* Begin DOCUMENT EXTRACT *

Despite widespread calls to broaden participation in computing, few replicable models engage high school students in authentic disciplinary practice. This study examines a two-year implementation of a summer research program in which faculty mentors guided high school students through authentic computer-science research projects. Building on the 2024 cohort—which emphasized changes in students’ attitudes toward computing—and extending with 2025 data focused on learning gains and engagement with research, we investigate how participation in authentic inquiry supports conceptual, epistemic, and identity development in computing.
Grounded in the frameworks of Inquiry-Based Learning (IBL) and Constructionism, we conceptualize research not as an enrichment activity but as a pedagogical method. Inquiry-based learning positions knowledge as constructed through questioning, exploration, and reflection rather than transmitted instruction, while constructionism emphasizes learning by designing and producing public artifacts. Within this lens, faculty-mentored research functions as a dual vehicle for learning: students learn computing concepts through open-ended inquiry and simultaneously construct personal and collective understanding by creating programs, analyses, and presentations that embody their ideas.

* End DOCUMENT EXTRACT *
* Begin RECORDED DATA *

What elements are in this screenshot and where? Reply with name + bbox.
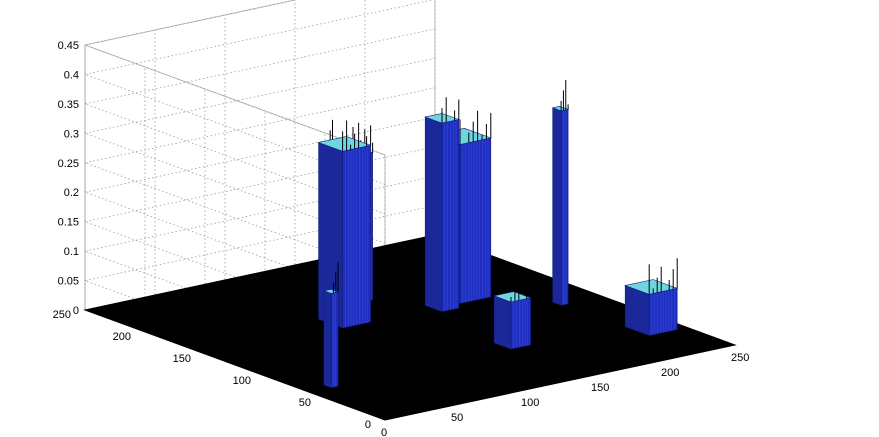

* End RECORDED DATA *

**WRITTEN INSTRUCTION A**. Summarize the abstract on the summer research program in two sentences.
**WRITTEN INSTRUCTION B**. Transcribe the abstract on the summer research program between "Grounded in the" and "embody their ideas.", inclusive.
**WRITTEN INSTRUCTION C**. Pick up the abstract on the summer research program where it stops and write the next part.

**TASK RESULT A**. The study examines a two-year summer research program in which faculty mentors guided high school students through authentic computer-science research projects, drawing on a 2024 cohort focused on attitudes toward computing and 2025 data on learning gains and research engagement to investigate conceptual, epistemic, and identity development. Grounded in Inquiry-Based Learning and Constructionism, it treats research as a pedagogical method rather than an enrichment activity, through which students learn computing concepts by open-ended inquiry while building understanding by creating programs, analyses, and presentations.

**TASK RESULT B**.
Grounded in the frameworks of Inquiry-Based Learning (IBL) and Constructionism, we conceptualize research not as an enrichment activity but as a pedagogical method. Inquiry-based learning positions knowledge as constructed through questioning, exploration, and reflection rather than transmitted instruction, while constructionism emphasizes learning by designing and producing public artifacts. Within this lens, faculty-mentored research functions as a dual vehicle for learning: students learn computing concepts through open-ended inquiry and simultaneously construct personal and collective understanding by creating programs, analyses, and presentations that embody their ideas.

**TASK RESULT C**.
The mixed-methods design integrated pre- and post-attitude surveys, focus groups, and artifact analysis of students’ final presentations across both cohorts (N = 30). Results from 2024 confirmed significant increases in perceived usefulness of and encouragement toward computer science, indicating that flexible mentorship structures positively shape affective dispositions. The 2025 qualitative data extend these outcomes by revealing how learning occurred through the process of research. Students described mastering data analysis, coding, and modeling techniques; learning to read scholarly papers; and developing persistence when facing open-ended problems. Their reflections and final project presentations collectively illustrate the full inquiry cycle—formulating questions, investigating data, interpreting evidence, and communicating findings. Faculty mentors provided modeling and scaffolding consistent with IBL facilitation, while peers and graduate students contributed to distributed mentorship and collaborative sense-making.
Analysis of project presentations demonstrated constructionist learning in action: students externalized their developing understanding through computational artifacts such as machine-learning models, visualizations, and prototypes. These artifacts not only represented technical achievement but also served as epistemic tools through which students negotiated meaning and reflected on their learning. The combination of inquiry and artifact construction fostered cognitive and metacognitive growth, as well as emerging research identity: students began to view themselves as capable contributors to computing knowledge.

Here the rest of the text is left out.